_To do:_
Using the data beneath, show every line that includes the word "none".
▬▬▬
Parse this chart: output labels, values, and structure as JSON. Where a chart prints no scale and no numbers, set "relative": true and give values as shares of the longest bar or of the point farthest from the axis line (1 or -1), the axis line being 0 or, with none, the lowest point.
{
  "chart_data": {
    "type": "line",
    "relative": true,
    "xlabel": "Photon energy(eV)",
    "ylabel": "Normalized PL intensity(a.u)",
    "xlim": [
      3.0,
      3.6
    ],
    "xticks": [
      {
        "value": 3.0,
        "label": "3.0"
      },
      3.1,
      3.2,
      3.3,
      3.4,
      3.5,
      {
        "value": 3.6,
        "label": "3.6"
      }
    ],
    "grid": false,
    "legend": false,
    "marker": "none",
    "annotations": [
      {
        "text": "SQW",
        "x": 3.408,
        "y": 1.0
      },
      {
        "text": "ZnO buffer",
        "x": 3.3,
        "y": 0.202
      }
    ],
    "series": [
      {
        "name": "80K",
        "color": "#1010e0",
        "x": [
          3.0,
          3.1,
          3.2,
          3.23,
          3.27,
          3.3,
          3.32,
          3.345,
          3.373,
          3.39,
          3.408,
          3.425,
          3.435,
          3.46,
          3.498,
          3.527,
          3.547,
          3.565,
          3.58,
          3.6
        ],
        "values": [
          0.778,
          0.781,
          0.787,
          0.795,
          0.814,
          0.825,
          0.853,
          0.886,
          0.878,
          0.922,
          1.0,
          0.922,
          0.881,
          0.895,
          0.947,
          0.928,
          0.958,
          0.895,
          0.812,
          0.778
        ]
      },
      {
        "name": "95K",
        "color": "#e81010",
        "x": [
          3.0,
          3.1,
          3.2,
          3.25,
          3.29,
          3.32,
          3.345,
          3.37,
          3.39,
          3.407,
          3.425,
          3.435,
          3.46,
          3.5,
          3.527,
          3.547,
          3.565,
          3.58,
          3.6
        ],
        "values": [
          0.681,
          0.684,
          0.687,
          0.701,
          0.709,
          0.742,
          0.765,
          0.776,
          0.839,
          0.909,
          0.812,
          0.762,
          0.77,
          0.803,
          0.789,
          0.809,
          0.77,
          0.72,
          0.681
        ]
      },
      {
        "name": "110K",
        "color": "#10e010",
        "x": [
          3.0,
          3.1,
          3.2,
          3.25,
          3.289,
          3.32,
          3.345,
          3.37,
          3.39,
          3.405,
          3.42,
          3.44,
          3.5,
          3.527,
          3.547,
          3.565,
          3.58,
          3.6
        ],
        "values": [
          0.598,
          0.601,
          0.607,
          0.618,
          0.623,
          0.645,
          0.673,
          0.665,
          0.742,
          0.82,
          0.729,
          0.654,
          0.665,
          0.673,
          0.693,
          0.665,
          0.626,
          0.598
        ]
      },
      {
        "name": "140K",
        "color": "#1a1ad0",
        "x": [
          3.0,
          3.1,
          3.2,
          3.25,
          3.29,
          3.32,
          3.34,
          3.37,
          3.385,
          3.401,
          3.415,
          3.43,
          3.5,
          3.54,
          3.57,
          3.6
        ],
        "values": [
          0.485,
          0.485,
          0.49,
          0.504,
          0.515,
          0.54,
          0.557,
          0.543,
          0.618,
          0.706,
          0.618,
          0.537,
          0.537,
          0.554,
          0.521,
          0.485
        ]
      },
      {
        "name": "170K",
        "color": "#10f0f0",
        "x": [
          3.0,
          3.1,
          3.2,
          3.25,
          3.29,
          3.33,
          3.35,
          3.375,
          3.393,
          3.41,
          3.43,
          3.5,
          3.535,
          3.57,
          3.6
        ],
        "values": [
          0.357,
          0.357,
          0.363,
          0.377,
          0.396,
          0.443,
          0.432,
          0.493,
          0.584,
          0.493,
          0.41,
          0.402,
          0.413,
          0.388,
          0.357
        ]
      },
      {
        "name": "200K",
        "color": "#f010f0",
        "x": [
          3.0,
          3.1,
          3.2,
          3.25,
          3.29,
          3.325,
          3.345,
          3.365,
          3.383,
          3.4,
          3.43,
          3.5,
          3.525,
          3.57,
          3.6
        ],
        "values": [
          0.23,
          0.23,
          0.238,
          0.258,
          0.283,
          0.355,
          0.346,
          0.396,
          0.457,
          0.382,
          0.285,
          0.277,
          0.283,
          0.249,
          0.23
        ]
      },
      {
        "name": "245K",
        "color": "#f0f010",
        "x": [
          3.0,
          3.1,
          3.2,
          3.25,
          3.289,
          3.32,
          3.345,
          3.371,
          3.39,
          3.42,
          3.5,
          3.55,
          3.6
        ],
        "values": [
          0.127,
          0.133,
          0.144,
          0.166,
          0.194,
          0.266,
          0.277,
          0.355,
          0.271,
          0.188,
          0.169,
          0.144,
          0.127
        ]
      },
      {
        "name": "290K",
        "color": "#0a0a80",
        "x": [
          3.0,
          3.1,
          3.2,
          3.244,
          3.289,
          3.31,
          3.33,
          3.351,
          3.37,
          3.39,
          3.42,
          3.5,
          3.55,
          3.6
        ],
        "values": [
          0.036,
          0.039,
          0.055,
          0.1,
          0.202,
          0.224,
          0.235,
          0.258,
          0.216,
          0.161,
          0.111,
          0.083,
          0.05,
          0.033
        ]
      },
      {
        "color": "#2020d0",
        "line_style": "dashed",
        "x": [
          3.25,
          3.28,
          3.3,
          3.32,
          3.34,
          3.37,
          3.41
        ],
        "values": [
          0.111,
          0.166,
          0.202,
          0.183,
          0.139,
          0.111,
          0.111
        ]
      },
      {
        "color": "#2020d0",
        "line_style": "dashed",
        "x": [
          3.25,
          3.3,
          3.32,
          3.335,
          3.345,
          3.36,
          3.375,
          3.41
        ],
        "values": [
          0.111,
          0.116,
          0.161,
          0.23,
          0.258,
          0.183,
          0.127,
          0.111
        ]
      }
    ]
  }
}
▬▬▬
_The response:_
Parse this chart: output labels, values, and structure as JSON. Where a chart prints no scale and no numbers, set "relative": true and give values as shares of the longest bar or of the point farthest from the axis line (1 or -1), the axis line being 0 or, with none, the lowest point.
    "marker": "none",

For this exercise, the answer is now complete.